Stated goal »
Please update the material from the line with "list-item [55,205,745,243]" up to and including the line with "slide-title: Контрольные вопросы", replacing "page-number" with "slide-number" and leaving everything else unchanged. Return only those lines.

+===+

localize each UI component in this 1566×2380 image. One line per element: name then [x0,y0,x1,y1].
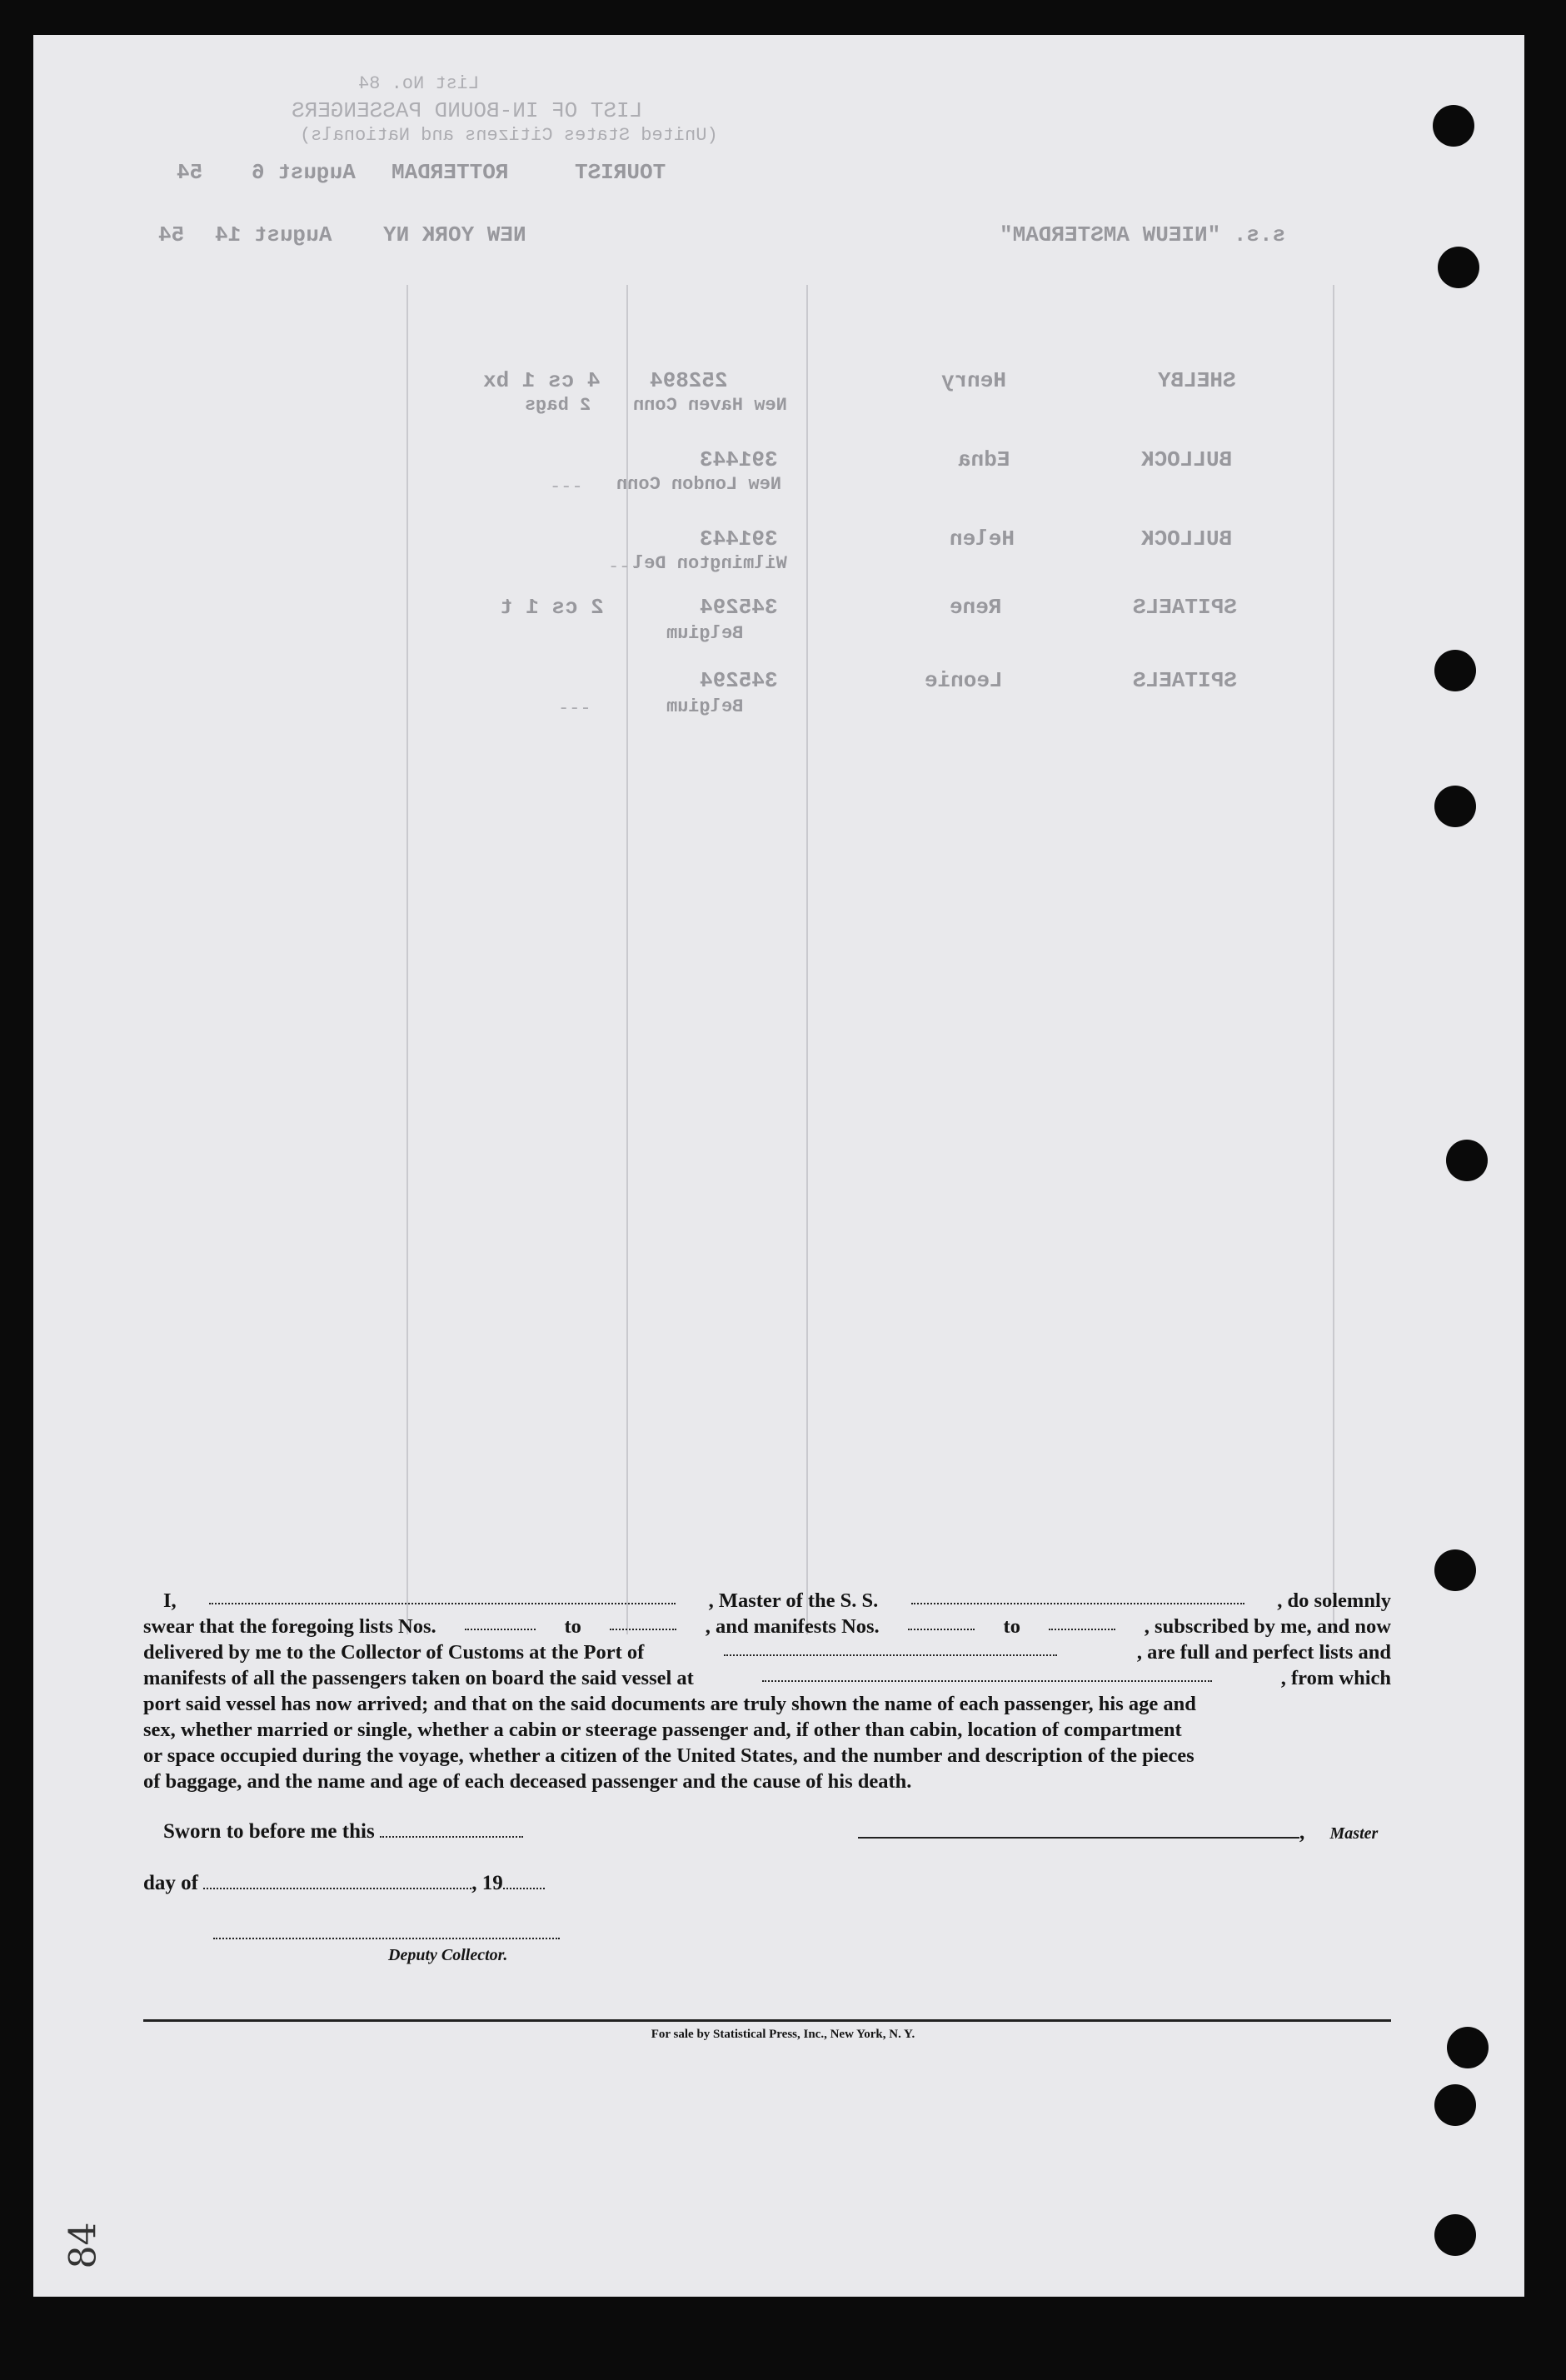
ghost-ref: 391443 [700,447,778,472]
ghost-port-from: ROTTERDAM [392,160,509,185]
ghost-baggage: --- [558,698,591,719]
ghost-date-from: August 6 [252,160,356,185]
year-prefix: , 19 [471,1872,503,1894]
ghost-year-to: 54 [158,222,185,247]
oath-text: manifests of all the passengers taken on board the said vessel at [143,1667,694,1689]
oath-text: I, [163,1589,177,1612]
ghost-ref: 345294 [700,595,778,620]
punch-hole [1438,247,1479,288]
deputy-collector-label: Deputy Collector. [388,1946,508,1964]
oath-line [143,1588,1391,1614]
ghost-list-subtitle: (United States Citizens and Nationals) [300,125,718,146]
ghost-ref: 345294 [700,668,778,693]
ghost-baggage: --- [550,476,583,497]
ghost-given: Leonie [925,668,1003,693]
oath-text: , and manifests Nos. [705,1615,880,1638]
blank-manifest-from [908,1614,975,1630]
manifest-page [33,35,1524,2297]
ghost-ref: 391443 [700,526,778,551]
ghost-list-no: List No. 84 [358,73,480,94]
column-line [406,285,408,1634]
blank-ship-name [911,1588,1244,1604]
ghost-place: Belgium [666,696,744,717]
punch-hole [1434,1549,1476,1591]
punch-hole [1434,786,1476,827]
sworn-line [163,1820,523,1844]
ghost-ship: s.s. "NIEUW AMSTERDAM" [1000,222,1286,247]
ghost-given: Henry [941,368,1007,393]
ghost-surname: SPITAELS [1133,668,1237,693]
ghost-surname: BULLOCK [1141,447,1233,472]
ghost-baggage: 4 cs 1 bx [483,368,601,393]
blank-list-from [465,1614,536,1630]
oath-text: to [1003,1615,1020,1638]
oath-line [143,1614,1391,1639]
ghost-given: Rene [950,595,1002,620]
ghost-place: Belgium [666,623,744,644]
ghost-surname: SPITAELS [1133,595,1237,620]
oath-text: delivered by me to the Collector of Customs at the Port of [143,1641,645,1664]
footer-rule [143,2019,1391,2022]
oath-text: , Master of the S. S. [708,1589,879,1612]
oath-line [143,1717,1391,1743]
ghost-given: Helen [950,526,1015,551]
ghost-list-title: LIST OF IN-BOUND PASSENGERS [292,98,643,123]
ghost-place: New London Conn [616,474,782,495]
ghost-year-from: 54 [177,160,203,185]
oath-text: of baggage, and the name and age of each deceased passenger and the cause of his death. [143,1770,912,1793]
blank-master-name [209,1588,676,1604]
punch-hole [1446,1140,1488,1181]
ghost-port-to: NEW YORK NY [383,222,526,247]
column-line [1333,285,1334,1634]
ghost-baggage: --- [608,556,641,577]
oath-text: port said vessel has now arrived; and that on the said documents are truly shown the name of each passenger, his age and [143,1693,1196,1715]
ghost-class: TOURIST [575,160,666,185]
blank-list-to [610,1614,676,1630]
blank-sworn-date [380,1821,523,1838]
master-label: Master [1329,1824,1379,1843]
day-of-line [143,1872,545,1895]
punch-hole [1434,2214,1476,2256]
ghost-place: New Haven Conn [633,395,787,416]
ghost-date-to: August 14 [215,222,332,247]
publisher-footer: For sale by Statistical Press, Inc., New York, N. Y. [651,2028,915,2041]
oath-line [143,1769,1391,1794]
deputy-signature-line [213,1938,560,1939]
oath-text: to [564,1615,581,1638]
ghost-place: Wilmington Del [633,553,787,574]
oath-line [143,1665,1391,1691]
oath-text: , do solemnly [1277,1589,1391,1612]
oath-text: sex, whether married or single, whether a cabin or steerage passenger and, if other than cabin, location of compartment [143,1719,1182,1741]
blank-embark-port [762,1665,1212,1682]
oath-line [143,1743,1391,1769]
column-line [806,285,808,1634]
blank-year [503,1873,545,1889]
blank-manifest-to [1049,1614,1115,1630]
oath-line [143,1639,1391,1665]
oath-text: , are full and perfect lists and [1136,1641,1391,1664]
sworn-text: Sworn to before me this [163,1820,375,1843]
oath-text: swear that the foregoing lists Nos. [143,1615,436,1638]
day-of-text: day of [143,1872,198,1894]
blank-port [724,1639,1057,1656]
ghost-given: Edna [958,447,1010,472]
oath-line [143,1691,1391,1717]
ghost-baggage: 2 bags [525,395,591,416]
oath-text: , subscribed by me, and now [1144,1615,1391,1638]
ghost-ref: 252894 [650,368,728,393]
blank-day [203,1873,471,1889]
ghost-baggage: 2 cs 1 t [500,595,604,620]
punch-hole [1434,650,1476,691]
oath-text: , from which [1280,1667,1391,1689]
oath-text: or space occupied during the voyage, whether a citizen of the United States, and the number and description of the pieces [143,1744,1194,1767]
master-signature-line: , Master [858,1820,1378,1844]
punch-hole [1433,105,1474,147]
ghost-surname: BULLOCK [1141,526,1233,551]
blank-master-signature [858,1820,1299,1839]
ghost-surname: SHELBY [1158,368,1236,393]
margin-page-note: 84 [62,2222,105,2269]
punch-hole [1434,2084,1476,2126]
oath-paragraph [143,1588,1391,1794]
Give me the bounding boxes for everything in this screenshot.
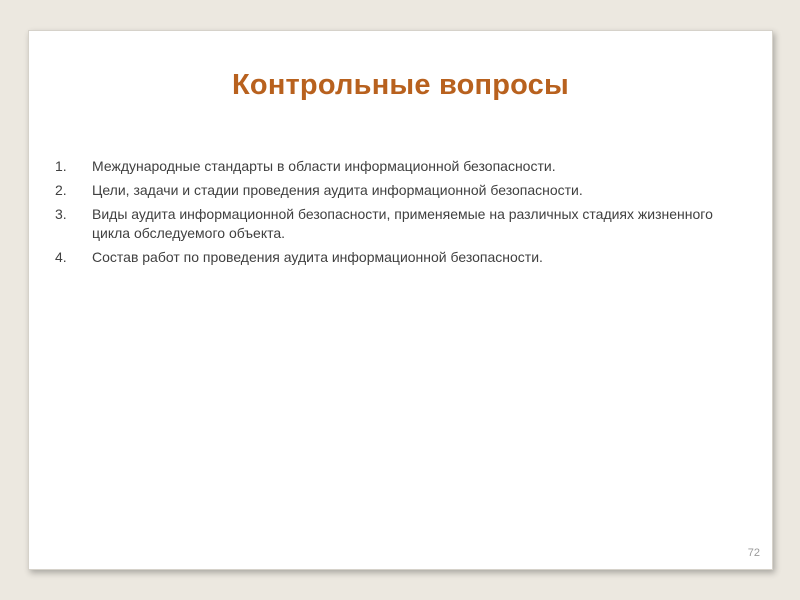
list-item [55,205,745,243]
list-item-number: 1. [55,158,67,174]
list-item [55,181,745,200]
list-item-number: 2. [55,182,67,198]
page-number: 72 [747,547,760,559]
slide-title: Контрольные вопросы [232,69,569,101]
list-item-text: Цели, задачи и стадии проведения аудита информационной безопасности. [92,182,583,198]
list-item [55,157,745,176]
slide [28,30,773,570]
list-item-number: 4. [55,249,67,265]
list-item-number: 3. [55,206,67,222]
questions-list [55,157,745,272]
list-item-text: Международные стандарты в области информационной безопасности. [92,158,556,174]
list-item-text: Виды аудита информационной безопасности, применяемые на различных стадиях жизненного цикла обследуемого объекта. [92,206,713,241]
list-item-text: Состав работ по проведения аудита информационной безопасности. [92,249,543,265]
list-item [55,248,745,267]
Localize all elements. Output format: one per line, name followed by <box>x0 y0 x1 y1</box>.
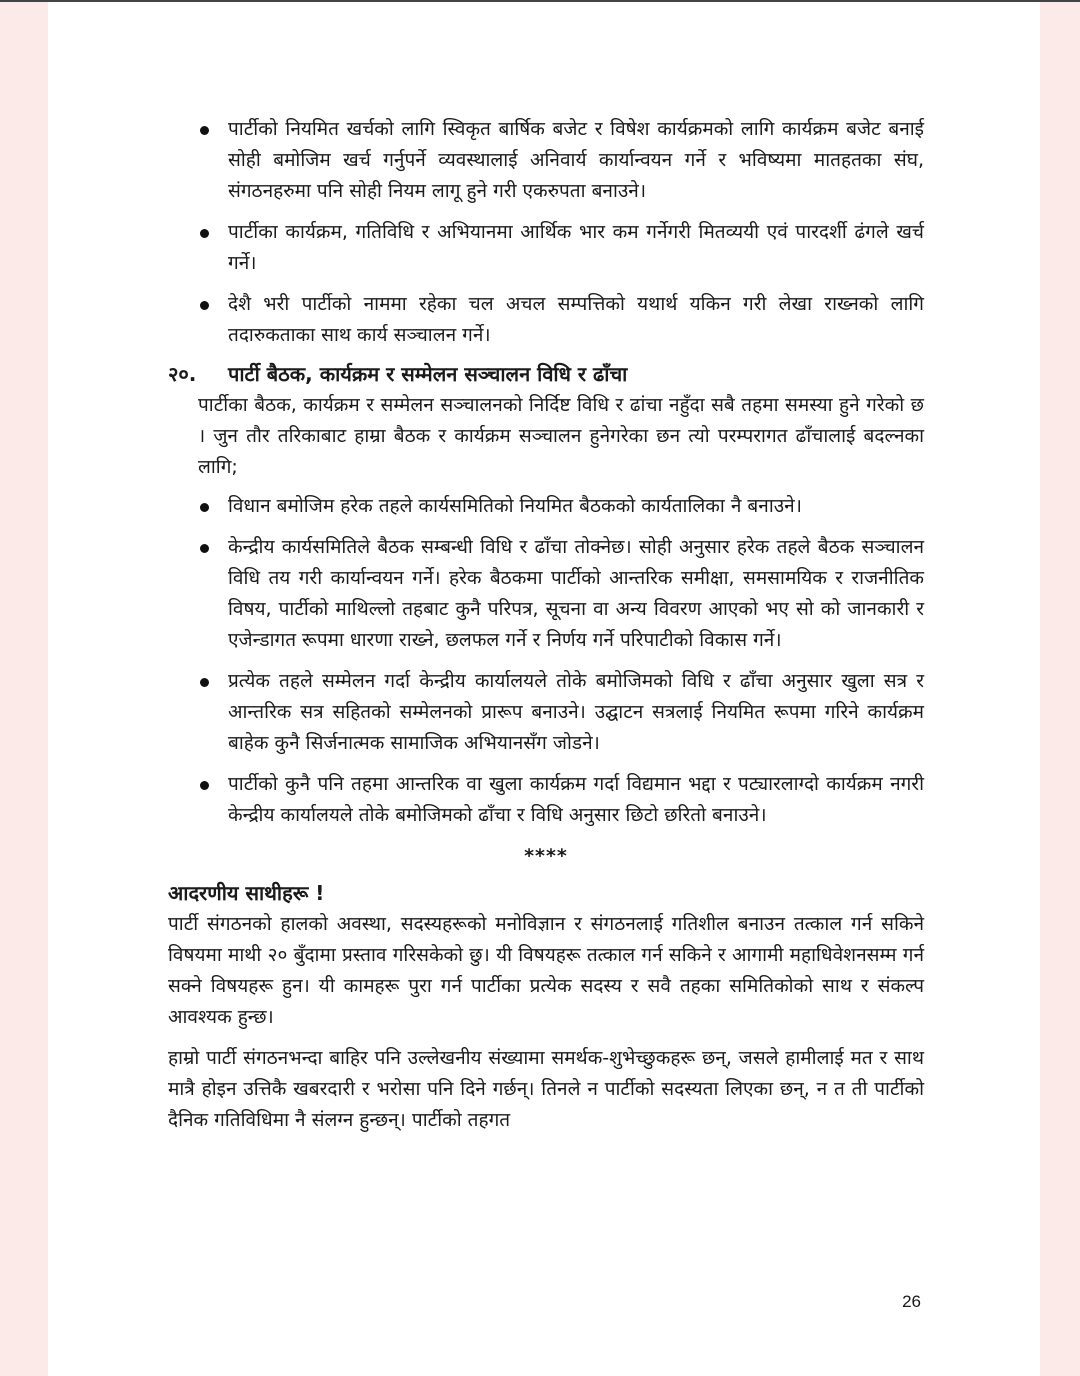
page-content <box>168 114 924 1146</box>
bullet-icon <box>200 126 209 135</box>
list-item: पार्टीको कुनै पनि तहमा आन्तरिक वा खुला कार्यक्रम गर्दा विद्यमान भद्दा र पट्यारलाग्दो कार्यक्रम नगरी केन्द्रीय कार्यालयले तोके बमोजिमको ढाँचा र विधि अनुसार छिटो छरितो बनाउने। <box>168 769 924 831</box>
page-number: 26 <box>902 1292 921 1311</box>
section-title: पार्टी बैठक, कार्यक्रम र सम्मेलन सञ्चालन विधि र ढाँचा <box>228 362 628 386</box>
list-item: विधान बमोजिम हरेक तहले कार्यसमितिको नियमित बैठकको कार्यतालिका नै बनाउने। <box>168 491 924 522</box>
bullet-icon <box>200 503 209 512</box>
list-item: देशै भरी पार्टीको नाममा रहेका चल अचल सम्पत्तिको यथार्थ यकिन गरी लेखा राख्नको लागि तदारुकताका साथ कार्य सञ्चालन गर्ने। <box>168 289 924 351</box>
separator: **** <box>524 845 568 867</box>
top-bullet-list <box>168 114 924 351</box>
list-item: प्रत्येक तहले सम्मेलन गर्दा केन्द्रीय कार्यालयले तोके बमोजिमको विधि र ढाँचा अनुसार खुला सत्र र आन्तरिक सत्र सहितको सम्मेलनको प्रारूप बनाउने। उद्घाटन सत्रलाई नियमित रूपमा गरिने कार्यक्रम बाहेक कुनै सिर्जनात्मक सामाजिक अभियानसँग जोडने। <box>168 666 924 759</box>
list-item: केन्द्रीय कार्यसमितिले बैठक सम्बन्धी विधि र ढाँचा तोक्नेछ। सोही अनुसार हरेक तहले बैठक सञ्चालन विधि तय गरी कार्यान्वयन गर्ने। हरेक बैठकमा पार्टीको आन्तरिक समीक्षा, समसामयिक र राजनीतिक विषय, पार्टीको माथिल्लो तहबाट कुनै परिपत्र, सूचना वा अन्य विवरण आएको भए सो को जानकारी र एजेन्डागत रूपमा धारणा राख्ने, छलफल गर्ने र निर्णय गर्ने परिपाटीको विकास गर्ने। <box>168 532 924 656</box>
section-bullet-list <box>168 491 924 831</box>
bullet-icon <box>200 544 209 553</box>
list-item: पार्टीका कार्यक्रम, गतिविधि र अभियानमा आर्थिक भार कम गर्नेगरी मितव्ययी एवं पारदर्शी ढंगले खर्च गर्ने। <box>168 217 924 279</box>
document-page <box>48 2 1040 1376</box>
body-paragraph: पार्टी संगठनको हालको अवस्था, सदस्यहरूको मनोविज्ञान र संगठनलाई गतिशील बनाउन तत्काल गर्न सकिने विषयमा माथी २० बुँदामा प्रस्ताव गरिसकेको छु। यी विषयहरू तत्काल गर्न सकिने र आगामी महाधिवेशनसम्म गर्न सक्ने विषयहरू हुन। यी कामहरू पुरा गर्न पार्टीका प्रत्येक सदस्य र सवै तहका समितिकोको साथ र संकल्प आवश्यक हुन्छ। <box>168 913 924 1028</box>
bullet-icon <box>200 781 209 790</box>
section-number: २०. <box>168 362 197 386</box>
section-heading <box>168 359 924 390</box>
salutation: आदरणीय साथीहरू ! <box>168 881 325 905</box>
body-paragraph: हाम्रो पार्टी संगठनभन्दा बाहिर पनि उल्लेखनीय संख्यामा समर्थक-शुभेच्छुकहरू छन्, जसले हामीलाई मत र साथ मात्रै होइन उत्तिकै खबरदारी र भरोसा पनि दिने गर्छन्। तिनले न पार्टीको सदस्यता लिएका छन्, न त ती पार्टीको दैनिक गतिविधिमा नै संलग्न हुन्छन्। पार्टीको तहगत <box>168 1047 924 1131</box>
bullet-icon <box>200 678 209 687</box>
list-item: पार्टीको नियमित खर्चको लागि स्विकृत बार्षिक बजेट र विषेश कार्यक्रमको लागि कार्यक्रम बजेट बनाई सोही बमोजिम खर्च गर्नुपर्ने व्यवस्थालाई अनिवार्य कार्यान्वयन गर्ने र भविष्यमा मातहतका संघ, संगठनहरुमा पनि सोही नियम लागू हुने गरी एकरुपता बनाउने। <box>168 114 924 207</box>
section-intro: पार्टीका बैठक, कार्यक्रम र सम्मेलन सञ्चालनको निर्दिष्ट विधि र ढांचा नहुँदा सबै तहमा समस्या हुने गरेको छ । जुन तौर तरिकाबाट हाम्रा बैठक र कार्यक्रम सञ्चालन हुनेगरेका छन त्यो परम्परागत ढाँचालाई बदल्नका लागि; <box>198 394 925 478</box>
bullet-icon <box>200 301 209 310</box>
bullet-icon <box>200 229 209 238</box>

+===+

Exercise result »
list-item [55,205,745,243]
list-item-number: 1. [55,158,67,174]
list-item [55,181,745,200]
list-item-number: 2. [55,182,67,198]
slide-number: 72 [747,547,760,559]
slide-title: Контрольные вопросы [232,69,569,101]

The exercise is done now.